Find every line with the word "name". Copy those lines.

ENTRIES SUPPLIED:
□ □ □ □

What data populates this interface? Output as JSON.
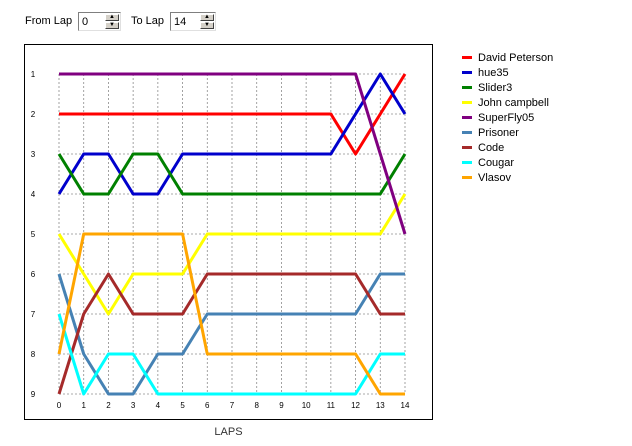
{
  "controls": {
    "from_lap_label": "From Lap",
    "from_lap_value": "0",
    "to_lap_label": "To Lap",
    "to_lap_value": "14",
    "up_icon": "spin-up-arrow-icon",
    "down_icon": "spin-down-arrow-icon"
  },
  "chart_data": {
    "type": "line",
    "title": "",
    "xlabel": "LAPS",
    "ylabel": "",
    "x": [
      0,
      1,
      2,
      3,
      4,
      5,
      6,
      7,
      8,
      9,
      10,
      11,
      12,
      13,
      14
    ],
    "xlim": [
      0,
      14
    ],
    "ylim": [
      1,
      9
    ],
    "y_inverted": true,
    "y_ticks": [
      1,
      2,
      3,
      4,
      5,
      6,
      7,
      8,
      9
    ],
    "grid": true,
    "legend_position": "right",
    "series": [
      {
        "name": "David Peterson",
        "color": "#ff0000",
        "values": [
          2,
          2,
          2,
          2,
          2,
          2,
          2,
          2,
          2,
          2,
          2,
          2,
          3,
          2,
          1
        ]
      },
      {
        "name": "hue35",
        "color": "#0000cc",
        "values": [
          4,
          3,
          3,
          4,
          4,
          3,
          3,
          3,
          3,
          3,
          3,
          3,
          2,
          1,
          2
        ]
      },
      {
        "name": "Slider3",
        "color": "#008000",
        "values": [
          3,
          4,
          4,
          3,
          3,
          4,
          4,
          4,
          4,
          4,
          4,
          4,
          4,
          4,
          3
        ]
      },
      {
        "name": "John campbell",
        "color": "#ffff00",
        "values": [
          5,
          6,
          7,
          6,
          6,
          6,
          5,
          5,
          5,
          5,
          5,
          5,
          5,
          5,
          4
        ]
      },
      {
        "name": "SuperFly05",
        "color": "#800080",
        "values": [
          1,
          1,
          1,
          1,
          1,
          1,
          1,
          1,
          1,
          1,
          1,
          1,
          1,
          3,
          5
        ]
      },
      {
        "name": "Prisoner",
        "color": "#4682b4",
        "values": [
          6,
          8,
          9,
          9,
          8,
          8,
          7,
          7,
          7,
          7,
          7,
          7,
          7,
          6,
          6
        ]
      },
      {
        "name": "Code",
        "color": "#a52a2a",
        "values": [
          9,
          7,
          6,
          7,
          7,
          7,
          6,
          6,
          6,
          6,
          6,
          6,
          6,
          7,
          7
        ]
      },
      {
        "name": "Cougar",
        "color": "#00ffff",
        "values": [
          7,
          9,
          8,
          8,
          9,
          9,
          9,
          9,
          9,
          9,
          9,
          9,
          9,
          8,
          8
        ]
      },
      {
        "name": "Vlasov",
        "color": "#ffa500",
        "values": [
          8,
          5,
          5,
          5,
          5,
          5,
          8,
          8,
          8,
          8,
          8,
          8,
          8,
          9,
          9
        ]
      }
    ]
  }
}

□ □ □ □

FULL SOLUTION:
        "name": "David Peterson",
        "name": "hue35",
        "name": "Slider3",
        "name": "John campbell",
        "name": "SuperFly05",
        "name": "Prisoner",
        "name": "Code",
        "name": "Cougar",
        "name": "Vlasov",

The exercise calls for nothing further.